Extracted data entries
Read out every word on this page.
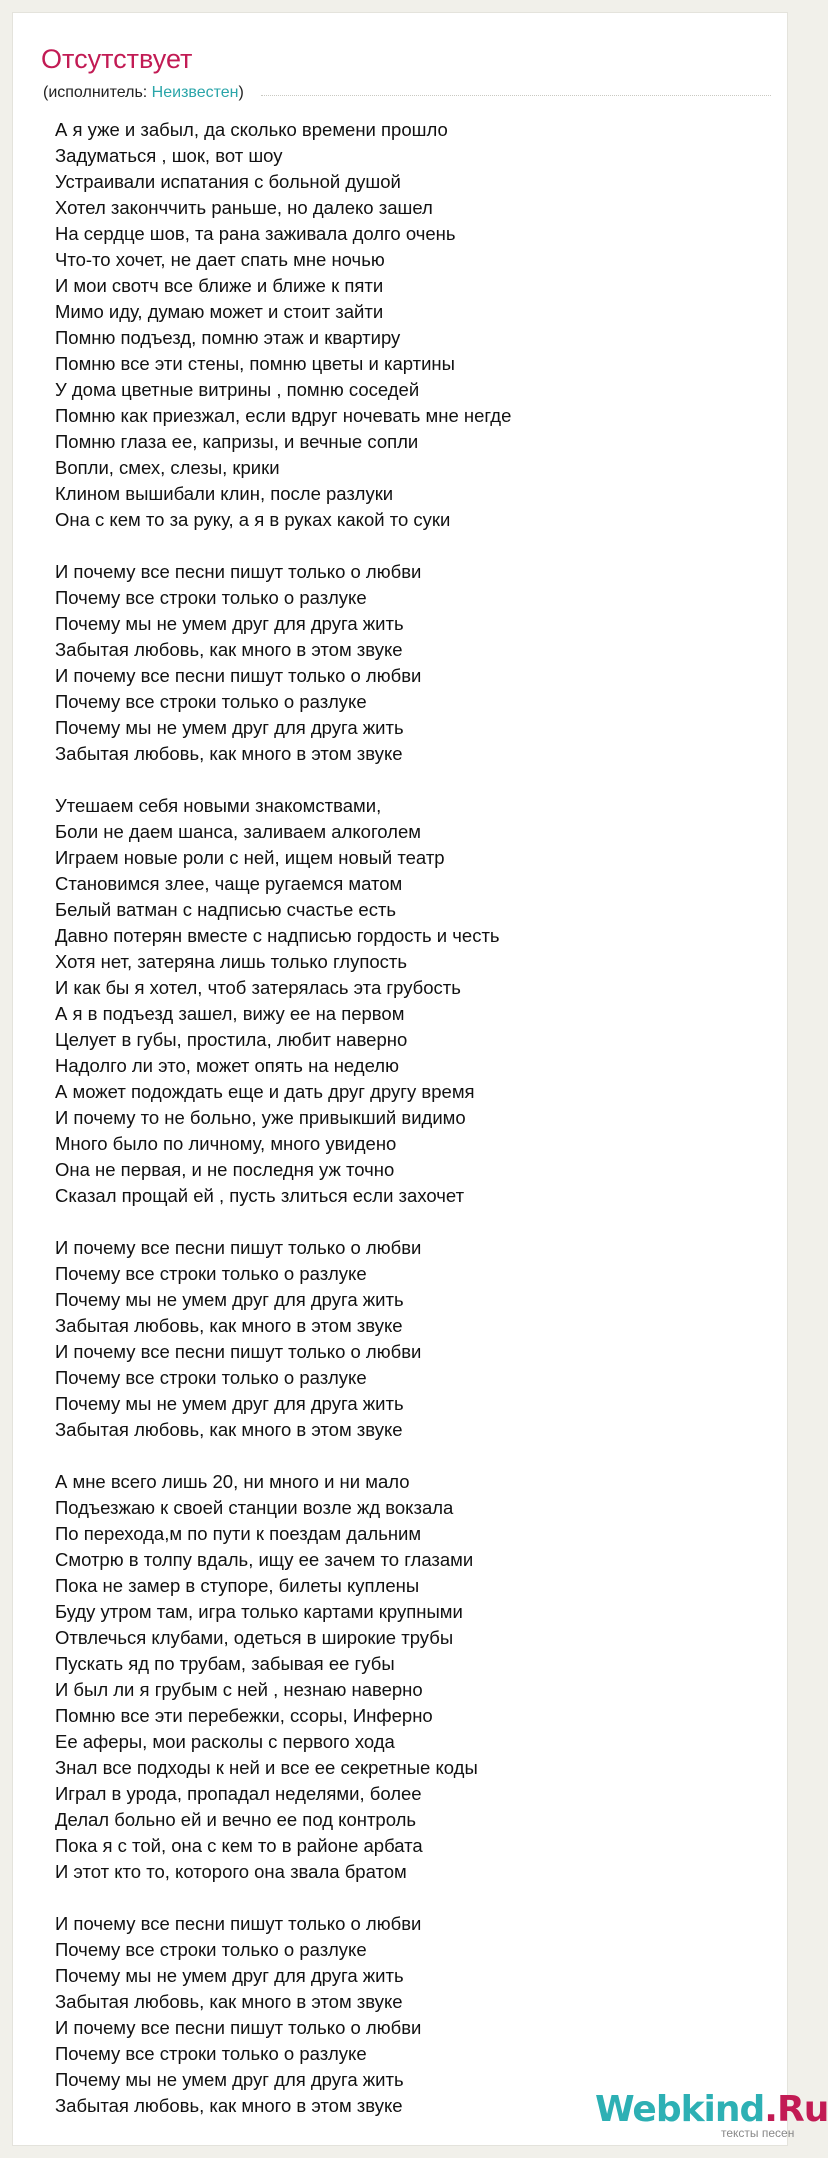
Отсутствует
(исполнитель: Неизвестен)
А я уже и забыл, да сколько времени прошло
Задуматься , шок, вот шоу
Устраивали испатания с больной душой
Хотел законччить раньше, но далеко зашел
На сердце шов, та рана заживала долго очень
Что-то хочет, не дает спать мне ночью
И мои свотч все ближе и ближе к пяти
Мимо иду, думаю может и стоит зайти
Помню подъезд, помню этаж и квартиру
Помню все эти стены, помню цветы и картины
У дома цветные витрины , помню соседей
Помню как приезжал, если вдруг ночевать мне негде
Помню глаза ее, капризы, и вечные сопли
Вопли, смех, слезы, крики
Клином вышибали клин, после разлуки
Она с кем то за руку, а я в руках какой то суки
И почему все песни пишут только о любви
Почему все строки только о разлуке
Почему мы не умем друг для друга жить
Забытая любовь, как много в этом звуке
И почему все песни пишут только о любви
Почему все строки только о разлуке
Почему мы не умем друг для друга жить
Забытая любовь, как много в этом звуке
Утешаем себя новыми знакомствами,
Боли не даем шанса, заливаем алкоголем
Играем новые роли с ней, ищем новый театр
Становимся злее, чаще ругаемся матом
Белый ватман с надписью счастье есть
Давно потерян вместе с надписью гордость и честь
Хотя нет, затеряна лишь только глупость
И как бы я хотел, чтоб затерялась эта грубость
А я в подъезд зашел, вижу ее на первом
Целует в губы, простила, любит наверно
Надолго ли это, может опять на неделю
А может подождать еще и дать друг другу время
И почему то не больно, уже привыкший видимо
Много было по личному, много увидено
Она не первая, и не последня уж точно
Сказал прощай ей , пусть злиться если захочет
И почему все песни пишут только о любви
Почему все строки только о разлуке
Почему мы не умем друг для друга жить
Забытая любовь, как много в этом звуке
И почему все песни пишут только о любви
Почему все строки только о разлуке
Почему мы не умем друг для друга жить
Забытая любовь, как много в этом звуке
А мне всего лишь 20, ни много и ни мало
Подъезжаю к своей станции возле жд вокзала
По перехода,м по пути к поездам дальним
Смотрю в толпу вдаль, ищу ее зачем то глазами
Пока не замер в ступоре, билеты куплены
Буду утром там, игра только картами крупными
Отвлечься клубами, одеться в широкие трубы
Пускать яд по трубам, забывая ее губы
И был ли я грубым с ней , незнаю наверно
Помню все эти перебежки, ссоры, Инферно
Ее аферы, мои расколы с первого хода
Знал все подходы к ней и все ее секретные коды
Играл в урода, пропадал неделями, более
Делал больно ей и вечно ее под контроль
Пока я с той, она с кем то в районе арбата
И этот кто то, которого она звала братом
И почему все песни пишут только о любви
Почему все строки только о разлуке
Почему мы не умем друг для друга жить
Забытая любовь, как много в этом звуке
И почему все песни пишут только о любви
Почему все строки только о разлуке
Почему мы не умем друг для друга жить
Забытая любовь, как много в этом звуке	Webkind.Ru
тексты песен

---

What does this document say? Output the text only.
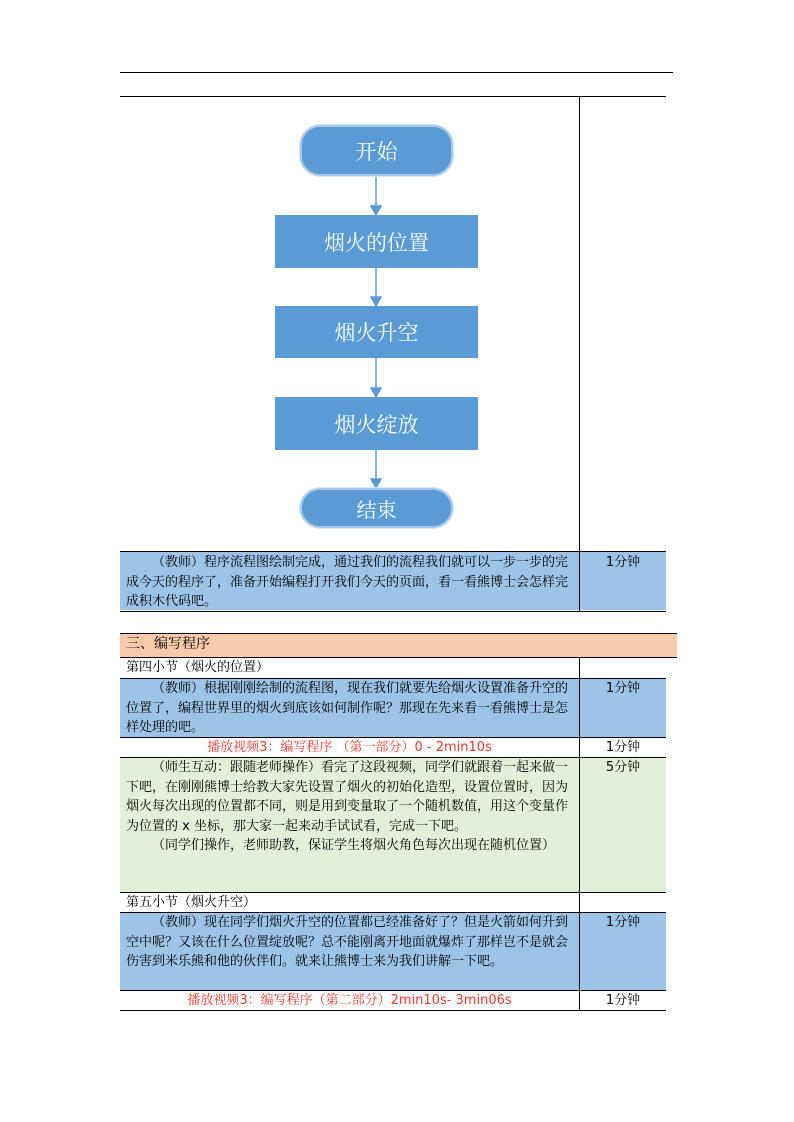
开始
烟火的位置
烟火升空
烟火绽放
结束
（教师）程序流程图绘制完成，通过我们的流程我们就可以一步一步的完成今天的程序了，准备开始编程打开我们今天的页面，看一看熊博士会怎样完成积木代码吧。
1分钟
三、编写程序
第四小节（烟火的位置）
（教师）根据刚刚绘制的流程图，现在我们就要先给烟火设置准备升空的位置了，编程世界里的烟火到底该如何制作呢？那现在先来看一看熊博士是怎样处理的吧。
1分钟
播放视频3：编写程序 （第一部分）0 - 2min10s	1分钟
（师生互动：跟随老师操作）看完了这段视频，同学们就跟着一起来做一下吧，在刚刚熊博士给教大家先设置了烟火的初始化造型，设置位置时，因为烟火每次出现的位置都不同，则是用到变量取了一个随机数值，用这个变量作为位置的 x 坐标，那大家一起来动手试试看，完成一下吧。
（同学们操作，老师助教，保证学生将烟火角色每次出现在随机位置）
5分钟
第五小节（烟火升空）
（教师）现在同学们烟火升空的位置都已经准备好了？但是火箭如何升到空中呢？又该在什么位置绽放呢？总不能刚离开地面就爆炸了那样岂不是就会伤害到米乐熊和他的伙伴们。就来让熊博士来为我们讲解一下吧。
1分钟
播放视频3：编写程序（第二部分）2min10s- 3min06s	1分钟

▸ Set task
Copy all the lines above that hold the string "если".

▸ Final result
Помню как приезжал, если вдруг ночевать мне негде
Сказал прощай ей , пусть злиться если захочет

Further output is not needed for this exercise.